▶ [SHORT TASK]: Extract all lines from the data beneath that include the word "والصواب".

Recorded data

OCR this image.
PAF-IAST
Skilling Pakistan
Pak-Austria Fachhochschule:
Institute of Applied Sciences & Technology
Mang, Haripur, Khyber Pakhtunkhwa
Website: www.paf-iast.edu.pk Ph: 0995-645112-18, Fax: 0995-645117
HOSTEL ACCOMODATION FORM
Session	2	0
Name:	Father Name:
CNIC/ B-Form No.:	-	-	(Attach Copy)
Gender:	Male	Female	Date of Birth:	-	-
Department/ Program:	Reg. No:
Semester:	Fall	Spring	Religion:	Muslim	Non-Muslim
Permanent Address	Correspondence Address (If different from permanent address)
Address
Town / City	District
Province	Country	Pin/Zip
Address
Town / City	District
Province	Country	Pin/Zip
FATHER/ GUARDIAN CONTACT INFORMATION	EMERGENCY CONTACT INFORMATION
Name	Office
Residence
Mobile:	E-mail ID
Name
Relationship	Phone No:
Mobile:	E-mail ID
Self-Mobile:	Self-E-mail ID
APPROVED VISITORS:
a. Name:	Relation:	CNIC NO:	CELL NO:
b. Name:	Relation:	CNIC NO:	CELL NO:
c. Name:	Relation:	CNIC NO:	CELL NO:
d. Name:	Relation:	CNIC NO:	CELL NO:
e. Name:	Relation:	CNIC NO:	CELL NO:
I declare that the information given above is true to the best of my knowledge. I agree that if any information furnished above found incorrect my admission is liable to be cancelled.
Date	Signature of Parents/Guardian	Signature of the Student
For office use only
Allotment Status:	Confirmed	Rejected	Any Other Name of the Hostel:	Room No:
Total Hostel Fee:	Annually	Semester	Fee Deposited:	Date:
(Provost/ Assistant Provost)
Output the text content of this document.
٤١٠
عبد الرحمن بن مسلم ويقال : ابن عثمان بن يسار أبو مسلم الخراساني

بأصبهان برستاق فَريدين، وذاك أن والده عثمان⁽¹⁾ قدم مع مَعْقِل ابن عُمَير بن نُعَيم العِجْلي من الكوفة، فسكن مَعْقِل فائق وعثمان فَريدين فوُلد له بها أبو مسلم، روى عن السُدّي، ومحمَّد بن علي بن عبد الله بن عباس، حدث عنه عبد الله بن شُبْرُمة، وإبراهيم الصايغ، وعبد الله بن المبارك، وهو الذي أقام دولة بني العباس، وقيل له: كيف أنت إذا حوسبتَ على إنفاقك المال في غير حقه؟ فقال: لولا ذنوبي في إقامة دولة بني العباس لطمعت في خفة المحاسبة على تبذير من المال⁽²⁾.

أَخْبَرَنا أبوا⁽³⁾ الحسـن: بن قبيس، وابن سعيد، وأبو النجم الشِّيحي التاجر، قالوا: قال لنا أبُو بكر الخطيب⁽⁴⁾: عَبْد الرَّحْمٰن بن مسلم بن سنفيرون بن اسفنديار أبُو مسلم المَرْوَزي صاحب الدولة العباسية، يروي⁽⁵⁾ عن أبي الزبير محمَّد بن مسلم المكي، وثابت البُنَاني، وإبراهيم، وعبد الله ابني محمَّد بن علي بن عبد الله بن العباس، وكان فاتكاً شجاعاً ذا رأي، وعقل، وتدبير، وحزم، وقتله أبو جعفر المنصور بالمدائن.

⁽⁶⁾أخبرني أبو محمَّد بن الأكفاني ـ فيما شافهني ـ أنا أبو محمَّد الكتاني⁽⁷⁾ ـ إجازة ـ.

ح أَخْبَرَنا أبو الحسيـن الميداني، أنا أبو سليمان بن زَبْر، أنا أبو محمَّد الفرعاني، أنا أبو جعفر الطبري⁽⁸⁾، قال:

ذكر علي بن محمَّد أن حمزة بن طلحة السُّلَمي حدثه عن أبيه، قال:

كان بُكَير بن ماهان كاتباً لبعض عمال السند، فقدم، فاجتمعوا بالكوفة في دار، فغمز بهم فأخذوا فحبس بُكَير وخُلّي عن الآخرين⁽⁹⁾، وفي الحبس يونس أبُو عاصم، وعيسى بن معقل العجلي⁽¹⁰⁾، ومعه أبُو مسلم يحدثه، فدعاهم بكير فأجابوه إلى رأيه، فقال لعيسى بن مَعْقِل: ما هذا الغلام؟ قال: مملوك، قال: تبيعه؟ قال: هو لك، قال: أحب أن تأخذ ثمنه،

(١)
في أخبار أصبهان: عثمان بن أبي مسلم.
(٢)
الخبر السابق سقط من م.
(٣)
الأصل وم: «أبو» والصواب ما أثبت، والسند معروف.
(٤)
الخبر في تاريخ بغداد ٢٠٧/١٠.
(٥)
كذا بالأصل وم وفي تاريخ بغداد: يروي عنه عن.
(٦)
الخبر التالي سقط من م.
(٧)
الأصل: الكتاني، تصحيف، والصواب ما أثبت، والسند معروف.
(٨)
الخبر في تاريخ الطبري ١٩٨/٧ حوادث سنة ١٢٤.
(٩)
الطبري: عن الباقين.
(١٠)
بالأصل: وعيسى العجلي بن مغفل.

▶ [TASK ANSWER]:
الأصل وم: «أبو» والصواب ما أثبت، والسند معروف.
الأصل: الكتاني، تصحيف، والصواب ما أثبت، والسند معروف.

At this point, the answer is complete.